▶ **What to produce**: Find every line in the records below that holds the word "hello", and copy each one.
-- Begin Material for this exercise --
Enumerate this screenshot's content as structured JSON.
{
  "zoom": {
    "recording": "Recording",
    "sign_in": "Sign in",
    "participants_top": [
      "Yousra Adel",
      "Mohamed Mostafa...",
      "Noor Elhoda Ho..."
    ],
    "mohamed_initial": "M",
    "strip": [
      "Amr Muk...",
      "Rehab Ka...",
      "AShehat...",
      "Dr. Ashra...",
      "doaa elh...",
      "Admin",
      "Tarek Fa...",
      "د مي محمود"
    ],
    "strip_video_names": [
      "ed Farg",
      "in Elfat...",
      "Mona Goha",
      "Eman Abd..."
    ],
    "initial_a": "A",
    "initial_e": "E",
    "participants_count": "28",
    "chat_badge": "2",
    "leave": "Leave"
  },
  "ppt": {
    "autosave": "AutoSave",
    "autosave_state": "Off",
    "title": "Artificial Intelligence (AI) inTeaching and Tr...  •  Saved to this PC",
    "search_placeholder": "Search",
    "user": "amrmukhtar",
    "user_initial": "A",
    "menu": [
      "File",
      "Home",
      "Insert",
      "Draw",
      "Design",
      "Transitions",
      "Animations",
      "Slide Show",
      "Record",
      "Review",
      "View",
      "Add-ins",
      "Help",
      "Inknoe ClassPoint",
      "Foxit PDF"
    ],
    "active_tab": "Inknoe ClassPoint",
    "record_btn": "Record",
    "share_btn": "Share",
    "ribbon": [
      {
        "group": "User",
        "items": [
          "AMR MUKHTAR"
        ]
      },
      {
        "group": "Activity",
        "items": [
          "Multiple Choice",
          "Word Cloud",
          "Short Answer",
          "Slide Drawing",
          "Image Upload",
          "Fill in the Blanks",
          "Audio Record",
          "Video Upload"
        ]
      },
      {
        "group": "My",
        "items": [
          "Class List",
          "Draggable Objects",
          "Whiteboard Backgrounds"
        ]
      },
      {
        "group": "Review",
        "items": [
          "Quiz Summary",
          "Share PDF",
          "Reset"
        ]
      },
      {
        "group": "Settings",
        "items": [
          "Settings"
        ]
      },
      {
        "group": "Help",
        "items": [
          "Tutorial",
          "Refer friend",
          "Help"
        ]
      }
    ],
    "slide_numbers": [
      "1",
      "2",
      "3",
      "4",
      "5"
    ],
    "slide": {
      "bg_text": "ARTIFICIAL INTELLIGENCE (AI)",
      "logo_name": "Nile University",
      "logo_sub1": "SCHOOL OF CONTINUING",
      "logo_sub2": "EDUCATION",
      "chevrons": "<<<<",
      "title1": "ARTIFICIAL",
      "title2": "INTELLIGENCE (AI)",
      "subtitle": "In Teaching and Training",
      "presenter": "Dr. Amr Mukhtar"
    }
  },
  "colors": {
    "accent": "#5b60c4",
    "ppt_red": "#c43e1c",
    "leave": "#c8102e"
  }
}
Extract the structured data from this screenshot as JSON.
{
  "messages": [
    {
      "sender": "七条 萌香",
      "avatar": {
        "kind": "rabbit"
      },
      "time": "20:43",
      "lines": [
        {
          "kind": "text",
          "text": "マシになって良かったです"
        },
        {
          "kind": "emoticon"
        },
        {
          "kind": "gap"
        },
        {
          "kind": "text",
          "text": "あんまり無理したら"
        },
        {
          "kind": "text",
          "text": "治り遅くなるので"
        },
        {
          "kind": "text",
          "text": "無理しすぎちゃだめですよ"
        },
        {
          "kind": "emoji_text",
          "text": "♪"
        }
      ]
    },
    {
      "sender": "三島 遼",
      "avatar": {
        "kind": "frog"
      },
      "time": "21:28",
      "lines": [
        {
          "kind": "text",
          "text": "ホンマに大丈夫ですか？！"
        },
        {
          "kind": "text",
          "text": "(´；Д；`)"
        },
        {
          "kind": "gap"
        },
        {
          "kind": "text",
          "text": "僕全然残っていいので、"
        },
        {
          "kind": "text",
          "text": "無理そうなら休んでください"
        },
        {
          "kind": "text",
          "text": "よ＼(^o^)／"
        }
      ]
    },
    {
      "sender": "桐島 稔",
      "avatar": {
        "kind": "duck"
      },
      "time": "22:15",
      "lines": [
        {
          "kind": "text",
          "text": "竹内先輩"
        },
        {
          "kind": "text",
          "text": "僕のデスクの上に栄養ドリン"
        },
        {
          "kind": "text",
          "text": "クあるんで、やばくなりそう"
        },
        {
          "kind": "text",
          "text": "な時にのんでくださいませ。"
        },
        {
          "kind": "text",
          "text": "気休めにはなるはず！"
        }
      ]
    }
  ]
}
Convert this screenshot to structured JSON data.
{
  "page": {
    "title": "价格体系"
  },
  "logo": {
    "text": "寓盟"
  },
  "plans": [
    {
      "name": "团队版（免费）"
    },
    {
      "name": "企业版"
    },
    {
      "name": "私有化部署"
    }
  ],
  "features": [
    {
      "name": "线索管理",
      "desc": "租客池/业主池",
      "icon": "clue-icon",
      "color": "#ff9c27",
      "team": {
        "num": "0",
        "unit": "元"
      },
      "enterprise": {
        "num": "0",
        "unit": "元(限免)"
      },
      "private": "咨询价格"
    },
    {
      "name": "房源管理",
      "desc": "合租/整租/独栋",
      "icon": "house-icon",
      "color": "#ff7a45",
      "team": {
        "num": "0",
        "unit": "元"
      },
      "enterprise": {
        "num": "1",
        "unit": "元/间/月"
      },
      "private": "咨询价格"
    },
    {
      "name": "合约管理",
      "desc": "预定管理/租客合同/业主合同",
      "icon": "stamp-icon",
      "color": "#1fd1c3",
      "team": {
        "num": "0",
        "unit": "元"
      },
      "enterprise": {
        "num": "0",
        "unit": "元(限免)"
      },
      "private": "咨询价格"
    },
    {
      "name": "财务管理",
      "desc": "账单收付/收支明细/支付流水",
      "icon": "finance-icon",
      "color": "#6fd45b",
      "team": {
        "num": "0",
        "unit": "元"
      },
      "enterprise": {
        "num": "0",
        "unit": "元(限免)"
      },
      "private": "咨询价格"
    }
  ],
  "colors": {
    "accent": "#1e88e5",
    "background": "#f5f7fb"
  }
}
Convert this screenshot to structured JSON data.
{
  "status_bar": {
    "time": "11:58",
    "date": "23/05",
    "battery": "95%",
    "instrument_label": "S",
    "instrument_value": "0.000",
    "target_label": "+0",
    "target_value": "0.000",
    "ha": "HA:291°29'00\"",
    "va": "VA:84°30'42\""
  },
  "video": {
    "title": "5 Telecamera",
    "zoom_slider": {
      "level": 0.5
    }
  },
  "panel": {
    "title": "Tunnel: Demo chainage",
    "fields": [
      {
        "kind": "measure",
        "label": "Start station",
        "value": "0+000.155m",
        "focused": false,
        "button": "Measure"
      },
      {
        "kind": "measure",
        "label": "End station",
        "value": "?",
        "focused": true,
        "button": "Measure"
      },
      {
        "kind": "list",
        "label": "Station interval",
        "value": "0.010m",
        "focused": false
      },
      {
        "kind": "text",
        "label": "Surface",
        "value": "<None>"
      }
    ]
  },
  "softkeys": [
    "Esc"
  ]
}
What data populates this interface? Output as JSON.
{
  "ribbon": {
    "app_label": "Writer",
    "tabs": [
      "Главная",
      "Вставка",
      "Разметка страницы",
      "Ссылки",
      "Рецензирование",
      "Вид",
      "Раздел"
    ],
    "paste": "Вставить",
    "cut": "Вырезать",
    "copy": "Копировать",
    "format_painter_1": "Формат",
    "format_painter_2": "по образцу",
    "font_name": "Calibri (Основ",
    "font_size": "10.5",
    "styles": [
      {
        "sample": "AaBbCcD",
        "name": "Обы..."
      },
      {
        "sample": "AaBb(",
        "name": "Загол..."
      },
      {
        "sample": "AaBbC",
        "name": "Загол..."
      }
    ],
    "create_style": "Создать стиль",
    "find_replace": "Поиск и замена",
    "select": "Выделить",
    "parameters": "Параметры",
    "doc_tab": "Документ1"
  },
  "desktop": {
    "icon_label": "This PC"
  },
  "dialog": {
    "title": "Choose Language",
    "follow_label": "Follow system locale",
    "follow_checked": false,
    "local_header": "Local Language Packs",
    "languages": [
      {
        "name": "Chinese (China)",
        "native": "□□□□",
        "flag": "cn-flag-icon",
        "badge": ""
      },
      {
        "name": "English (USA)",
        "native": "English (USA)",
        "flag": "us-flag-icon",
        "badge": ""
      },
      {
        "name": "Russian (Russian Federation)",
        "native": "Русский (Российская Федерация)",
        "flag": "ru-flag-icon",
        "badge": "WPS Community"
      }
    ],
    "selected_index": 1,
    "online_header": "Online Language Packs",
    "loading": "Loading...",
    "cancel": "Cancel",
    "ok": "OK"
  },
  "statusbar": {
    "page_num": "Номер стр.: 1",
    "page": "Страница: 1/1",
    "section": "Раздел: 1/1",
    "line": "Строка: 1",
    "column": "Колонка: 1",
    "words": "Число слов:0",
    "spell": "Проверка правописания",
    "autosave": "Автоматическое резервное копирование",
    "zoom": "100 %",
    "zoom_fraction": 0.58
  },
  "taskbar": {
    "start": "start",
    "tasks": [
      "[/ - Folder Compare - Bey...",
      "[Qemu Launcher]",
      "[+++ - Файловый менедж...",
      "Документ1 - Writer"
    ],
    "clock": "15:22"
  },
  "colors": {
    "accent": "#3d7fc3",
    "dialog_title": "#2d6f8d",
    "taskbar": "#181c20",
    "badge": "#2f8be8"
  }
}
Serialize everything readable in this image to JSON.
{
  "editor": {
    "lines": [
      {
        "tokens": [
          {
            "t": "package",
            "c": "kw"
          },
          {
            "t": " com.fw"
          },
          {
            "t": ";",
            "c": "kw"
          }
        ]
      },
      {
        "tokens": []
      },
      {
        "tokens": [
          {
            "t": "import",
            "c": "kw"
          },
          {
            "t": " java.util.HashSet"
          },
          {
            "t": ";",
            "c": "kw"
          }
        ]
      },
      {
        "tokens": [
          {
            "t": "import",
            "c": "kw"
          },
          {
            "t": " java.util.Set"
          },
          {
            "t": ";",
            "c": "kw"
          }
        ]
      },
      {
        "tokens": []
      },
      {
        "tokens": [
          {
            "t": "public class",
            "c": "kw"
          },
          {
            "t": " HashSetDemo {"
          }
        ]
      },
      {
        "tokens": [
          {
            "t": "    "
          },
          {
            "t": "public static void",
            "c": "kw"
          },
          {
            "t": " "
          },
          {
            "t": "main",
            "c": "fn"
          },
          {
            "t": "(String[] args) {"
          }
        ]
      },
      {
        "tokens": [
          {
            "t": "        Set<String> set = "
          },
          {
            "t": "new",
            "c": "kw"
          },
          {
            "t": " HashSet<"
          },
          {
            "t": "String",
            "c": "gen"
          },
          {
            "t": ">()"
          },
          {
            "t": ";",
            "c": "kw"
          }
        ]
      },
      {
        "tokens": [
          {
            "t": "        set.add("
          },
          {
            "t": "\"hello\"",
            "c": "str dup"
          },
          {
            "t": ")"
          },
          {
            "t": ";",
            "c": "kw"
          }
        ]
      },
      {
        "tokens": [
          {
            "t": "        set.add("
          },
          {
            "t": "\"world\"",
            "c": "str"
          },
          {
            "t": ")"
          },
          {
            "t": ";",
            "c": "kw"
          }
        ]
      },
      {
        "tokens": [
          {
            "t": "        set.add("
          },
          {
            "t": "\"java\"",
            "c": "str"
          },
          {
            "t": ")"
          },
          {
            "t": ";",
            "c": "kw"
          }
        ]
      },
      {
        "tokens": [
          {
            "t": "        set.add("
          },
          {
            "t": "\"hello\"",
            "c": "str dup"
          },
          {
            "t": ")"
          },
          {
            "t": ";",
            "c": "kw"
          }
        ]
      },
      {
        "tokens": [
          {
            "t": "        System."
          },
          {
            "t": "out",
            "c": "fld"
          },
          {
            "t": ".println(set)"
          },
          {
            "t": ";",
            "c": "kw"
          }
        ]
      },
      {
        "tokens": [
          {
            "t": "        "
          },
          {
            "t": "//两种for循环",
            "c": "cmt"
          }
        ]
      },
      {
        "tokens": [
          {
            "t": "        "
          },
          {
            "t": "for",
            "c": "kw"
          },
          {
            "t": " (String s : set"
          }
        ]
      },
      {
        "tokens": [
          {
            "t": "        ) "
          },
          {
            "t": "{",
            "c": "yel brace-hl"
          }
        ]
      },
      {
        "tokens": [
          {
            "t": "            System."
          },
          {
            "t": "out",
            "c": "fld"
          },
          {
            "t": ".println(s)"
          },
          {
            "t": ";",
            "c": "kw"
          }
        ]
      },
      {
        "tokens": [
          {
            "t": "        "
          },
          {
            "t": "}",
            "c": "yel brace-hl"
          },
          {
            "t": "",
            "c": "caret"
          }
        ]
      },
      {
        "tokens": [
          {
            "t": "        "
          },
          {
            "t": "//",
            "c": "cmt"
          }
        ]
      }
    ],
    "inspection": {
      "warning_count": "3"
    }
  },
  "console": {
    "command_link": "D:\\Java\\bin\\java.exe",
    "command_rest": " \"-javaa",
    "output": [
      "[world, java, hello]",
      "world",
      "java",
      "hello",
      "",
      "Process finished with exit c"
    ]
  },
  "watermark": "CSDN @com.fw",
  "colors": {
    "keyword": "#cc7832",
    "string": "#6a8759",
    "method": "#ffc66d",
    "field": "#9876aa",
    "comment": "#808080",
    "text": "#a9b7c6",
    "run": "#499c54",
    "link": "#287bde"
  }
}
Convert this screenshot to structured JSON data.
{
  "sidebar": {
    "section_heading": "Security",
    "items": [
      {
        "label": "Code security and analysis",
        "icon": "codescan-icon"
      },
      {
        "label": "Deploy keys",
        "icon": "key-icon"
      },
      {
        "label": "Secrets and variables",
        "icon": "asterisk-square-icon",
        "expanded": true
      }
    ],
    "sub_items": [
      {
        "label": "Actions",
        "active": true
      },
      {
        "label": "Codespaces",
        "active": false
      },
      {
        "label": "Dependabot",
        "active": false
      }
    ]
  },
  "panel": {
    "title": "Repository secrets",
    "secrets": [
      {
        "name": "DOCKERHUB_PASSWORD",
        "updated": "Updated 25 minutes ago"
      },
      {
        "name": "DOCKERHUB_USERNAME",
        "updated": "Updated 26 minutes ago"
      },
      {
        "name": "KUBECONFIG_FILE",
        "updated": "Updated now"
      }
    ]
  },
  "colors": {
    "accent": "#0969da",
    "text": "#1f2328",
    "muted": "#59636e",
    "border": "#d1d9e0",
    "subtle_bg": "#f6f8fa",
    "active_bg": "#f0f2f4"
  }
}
-- End Material for this exercise --
▶ **Exercise answer**:
            "t": "\"hello\"",
            "t": "\"hello\"",
      "[world, java, hello]",
      "hello",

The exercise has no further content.